[TEXT EXCERPT]

============================================================

Raimund Royer Chung Hee-cho/The Korea Herald

There, to Royers’ surprise, instead of going through a surgery or physical therapy, he was treated with acupuncture.

“The doctor applied acupuncture to random spots like my ear and hands. Although it felt weird at first, surprisingly, I found my ankle healed completely after two or three rounds of treatment,” he said.

The effectiveness of acupuncture was what primarily drew Royer into oriental medicine. But he said he also liked the atmosphere of herbal medicine shops — like the smell of herbs — as well as the concept of oriental medicine which is based on treating illnesses with “natural power.”

Royer decided to go to an oriental medicine university to become a certified doctor here despite his family’s opposition to the idea. Before coming to Korea, Royer studied economics in college and worked at an Austrian trading company for four years.

“The challenge started from then. Because I was a foreign national, no school would let me in, citing that they do not have the appropriate infrastructure and courses available,” he said.

With help from his Austrian friend in Daegu, Royer was able to enter Gyeongsan Hanny University which is now the Daegu Hanny University. Although learning Korean as well as Chinese characters to follow the course materials was challenging, Royer completed every step to become a doctor with perseverance.

Although he feels like a Korean after living here for such a long time, Royer has constantly been receiving attention from locals who were unfamiliar with seeing an oriental doctor with hazel eyes.

“While I was a resident at the Cha Hospital, I treated a lot of emergency patients. Most of them showed discomfort and fear saying that they do not speak English when they saw me at first, but they were okay as soon as they saw me speaking Korean,” he said.

============================================================

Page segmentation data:
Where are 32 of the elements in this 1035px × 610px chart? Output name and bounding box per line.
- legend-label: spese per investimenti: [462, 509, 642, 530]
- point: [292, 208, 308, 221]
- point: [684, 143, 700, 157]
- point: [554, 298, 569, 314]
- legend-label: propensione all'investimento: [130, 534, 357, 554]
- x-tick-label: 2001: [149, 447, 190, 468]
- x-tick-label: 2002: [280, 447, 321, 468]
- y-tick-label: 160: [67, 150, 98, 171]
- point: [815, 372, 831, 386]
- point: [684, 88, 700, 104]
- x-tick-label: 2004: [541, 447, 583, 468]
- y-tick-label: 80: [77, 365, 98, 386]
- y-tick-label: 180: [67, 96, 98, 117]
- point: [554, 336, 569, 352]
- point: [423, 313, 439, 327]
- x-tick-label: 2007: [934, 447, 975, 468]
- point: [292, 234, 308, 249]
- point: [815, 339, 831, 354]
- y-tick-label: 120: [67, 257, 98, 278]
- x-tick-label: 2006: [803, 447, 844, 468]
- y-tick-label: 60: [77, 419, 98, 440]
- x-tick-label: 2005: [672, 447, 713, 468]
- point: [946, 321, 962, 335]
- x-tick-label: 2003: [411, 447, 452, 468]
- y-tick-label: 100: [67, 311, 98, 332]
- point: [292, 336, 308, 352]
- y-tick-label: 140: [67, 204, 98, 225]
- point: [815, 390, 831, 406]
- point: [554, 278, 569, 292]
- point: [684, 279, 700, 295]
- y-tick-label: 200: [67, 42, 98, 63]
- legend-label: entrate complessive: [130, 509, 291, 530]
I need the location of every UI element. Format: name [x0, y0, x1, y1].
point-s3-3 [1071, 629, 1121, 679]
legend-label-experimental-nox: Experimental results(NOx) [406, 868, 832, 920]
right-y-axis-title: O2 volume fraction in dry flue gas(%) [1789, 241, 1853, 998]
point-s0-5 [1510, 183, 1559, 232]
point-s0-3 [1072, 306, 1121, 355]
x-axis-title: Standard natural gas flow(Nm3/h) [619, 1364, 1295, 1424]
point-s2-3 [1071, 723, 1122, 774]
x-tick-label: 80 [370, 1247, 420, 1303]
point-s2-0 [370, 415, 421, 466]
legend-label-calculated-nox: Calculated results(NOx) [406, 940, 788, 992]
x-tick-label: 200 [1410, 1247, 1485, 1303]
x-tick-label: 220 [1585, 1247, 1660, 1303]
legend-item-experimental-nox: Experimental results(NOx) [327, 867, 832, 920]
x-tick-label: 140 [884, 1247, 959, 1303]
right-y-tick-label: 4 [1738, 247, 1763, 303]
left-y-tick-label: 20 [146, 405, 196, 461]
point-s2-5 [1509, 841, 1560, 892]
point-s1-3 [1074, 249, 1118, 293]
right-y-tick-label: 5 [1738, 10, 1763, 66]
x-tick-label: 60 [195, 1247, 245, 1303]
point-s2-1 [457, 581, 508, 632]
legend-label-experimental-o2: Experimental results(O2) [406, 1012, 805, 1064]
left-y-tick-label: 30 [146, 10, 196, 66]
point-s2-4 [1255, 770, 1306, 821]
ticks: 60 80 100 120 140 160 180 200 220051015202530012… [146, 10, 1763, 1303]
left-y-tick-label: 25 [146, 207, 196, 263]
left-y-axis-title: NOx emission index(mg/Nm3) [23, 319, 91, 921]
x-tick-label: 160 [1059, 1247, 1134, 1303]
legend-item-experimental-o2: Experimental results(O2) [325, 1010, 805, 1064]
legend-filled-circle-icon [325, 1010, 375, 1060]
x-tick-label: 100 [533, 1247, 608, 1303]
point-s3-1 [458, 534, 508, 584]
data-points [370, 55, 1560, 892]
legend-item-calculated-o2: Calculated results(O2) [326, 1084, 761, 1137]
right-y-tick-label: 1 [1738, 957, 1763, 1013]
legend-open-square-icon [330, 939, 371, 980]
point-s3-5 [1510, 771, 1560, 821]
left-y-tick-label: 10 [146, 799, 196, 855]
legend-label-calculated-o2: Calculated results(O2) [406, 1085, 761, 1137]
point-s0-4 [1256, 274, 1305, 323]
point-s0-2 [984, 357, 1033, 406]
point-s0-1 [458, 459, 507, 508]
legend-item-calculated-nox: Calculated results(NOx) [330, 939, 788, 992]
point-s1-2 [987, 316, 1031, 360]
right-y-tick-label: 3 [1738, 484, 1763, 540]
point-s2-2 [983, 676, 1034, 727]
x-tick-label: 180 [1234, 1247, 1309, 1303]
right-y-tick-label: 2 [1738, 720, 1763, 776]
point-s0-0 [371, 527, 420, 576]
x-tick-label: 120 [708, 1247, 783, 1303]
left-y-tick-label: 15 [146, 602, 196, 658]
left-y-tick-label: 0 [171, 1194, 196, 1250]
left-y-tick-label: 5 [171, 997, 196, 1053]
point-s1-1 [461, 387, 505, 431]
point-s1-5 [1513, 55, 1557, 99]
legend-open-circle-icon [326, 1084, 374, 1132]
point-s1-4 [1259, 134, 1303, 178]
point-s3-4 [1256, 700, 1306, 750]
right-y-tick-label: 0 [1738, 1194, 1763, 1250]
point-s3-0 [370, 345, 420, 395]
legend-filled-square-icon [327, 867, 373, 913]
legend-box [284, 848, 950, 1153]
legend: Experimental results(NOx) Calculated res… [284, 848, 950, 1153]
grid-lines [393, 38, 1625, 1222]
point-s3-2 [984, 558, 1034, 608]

============================================================

[EXERCISE GOAL] According to the article about Raimund Royer, what subject did Royer study in college before coming to Korea? The material bears no relation to the article about Raimund Royer.

[WORKED SOLUTION] Economics.